====== RECORDS PROVIDED ======
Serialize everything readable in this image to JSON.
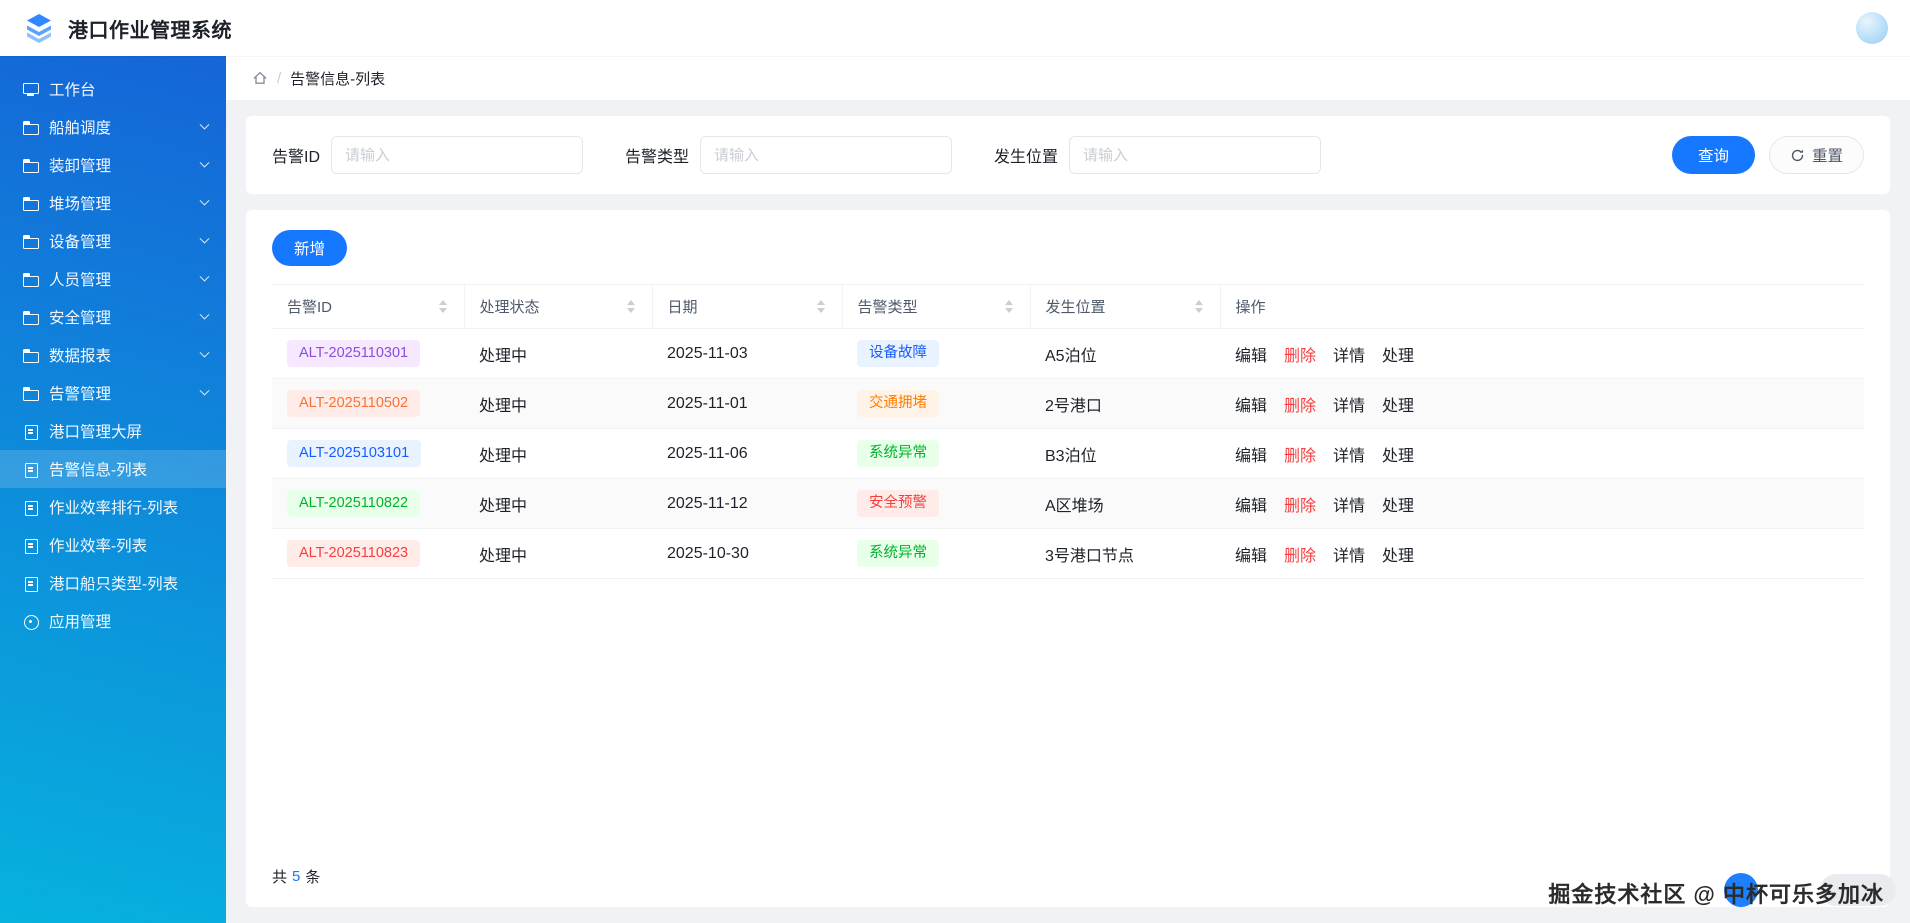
{
  "app": {
    "title": "港口作业管理系统"
  },
  "header": {
    "avatar": "user-avatar"
  },
  "sidebar": {
    "items": [
      {
        "label": "工作台",
        "icon": "desktop"
      },
      {
        "label": "船舶调度",
        "icon": "folder",
        "expandable": true
      },
      {
        "label": "装卸管理",
        "icon": "folder",
        "expandable": true
      },
      {
        "label": "堆场管理",
        "icon": "folder",
        "expandable": true
      },
      {
        "label": "设备管理",
        "icon": "folder",
        "expandable": true
      },
      {
        "label": "人员管理",
        "icon": "folder",
        "expandable": true
      },
      {
        "label": "安全管理",
        "icon": "folder",
        "expandable": true
      },
      {
        "label": "数据报表",
        "icon": "folder",
        "expandable": true
      },
      {
        "label": "告警管理",
        "icon": "folder",
        "expandable": true
      },
      {
        "label": "港口管理大屏",
        "icon": "doc"
      },
      {
        "label": "告警信息-列表",
        "icon": "doc",
        "active": true
      },
      {
        "label": "作业效率排行-列表",
        "icon": "doc"
      },
      {
        "label": "作业效率-列表",
        "icon": "doc"
      },
      {
        "label": "港口船只类型-列表",
        "icon": "doc"
      },
      {
        "label": "应用管理",
        "icon": "app"
      }
    ]
  },
  "breadcrumb": {
    "separator": "/",
    "current": "告警信息-列表"
  },
  "filters": {
    "fields": [
      {
        "label": "告警ID",
        "placeholder": "请输入"
      },
      {
        "label": "告警类型",
        "placeholder": "请输入"
      },
      {
        "label": "发生位置",
        "placeholder": "请输入"
      }
    ],
    "search_label": "查询",
    "reset_label": "重置"
  },
  "toolbar": {
    "add_label": "新增"
  },
  "table": {
    "columns": [
      {
        "label": "告警ID",
        "sortable": true
      },
      {
        "label": "处理状态",
        "sortable": true
      },
      {
        "label": "日期",
        "sortable": true
      },
      {
        "label": "告警类型",
        "sortable": true
      },
      {
        "label": "发生位置",
        "sortable": true
      },
      {
        "label": "操作",
        "sortable": false
      }
    ],
    "rows": [
      {
        "id": "ALT-2025110301",
        "id_tone": "purple",
        "status": "处理中",
        "date": "2025-11-03",
        "type": "设备故障",
        "type_tone": "blue",
        "location": "A5泊位"
      },
      {
        "id": "ALT-2025110502",
        "id_tone": "orangered",
        "status": "处理中",
        "date": "2025-11-01",
        "type": "交通拥堵",
        "type_tone": "orange",
        "location": "2号港口"
      },
      {
        "id": "ALT-2025103101",
        "id_tone": "blue",
        "status": "处理中",
        "date": "2025-11-06",
        "type": "系统异常",
        "type_tone": "green",
        "location": "B3泊位"
      },
      {
        "id": "ALT-2025110822",
        "id_tone": "green",
        "status": "处理中",
        "date": "2025-11-12",
        "type": "安全预警",
        "type_tone": "red",
        "location": "A区堆场"
      },
      {
        "id": "ALT-2025110823",
        "id_tone": "red",
        "status": "处理中",
        "date": "2025-10-30",
        "type": "系统异常",
        "type_tone": "green",
        "location": "3号港口节点"
      }
    ],
    "actions": [
      "编辑",
      "删除",
      "详情",
      "处理"
    ],
    "total": {
      "prefix": "共",
      "count": "5",
      "suffix": "条"
    }
  },
  "watermark": {
    "text": "掘金技术社区 @ 中杯可乐多加冰"
  },
  "colors": {
    "accent": "#1677ff",
    "danger": "#f53f3f",
    "sidebar_gradient_top": "#1565d8",
    "sidebar_gradient_bottom": "#06b2de",
    "page_background": "#f0f2f5"
  }
}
======
Among the entries above, identify all lines with "location" and copy them.

## EXERCISE SOLUTION
        "location": "A5泊位"
        "location": "2号港口"
        "location": "B3泊位"
        "location": "A区堆场"
        "location": "3号港口节点"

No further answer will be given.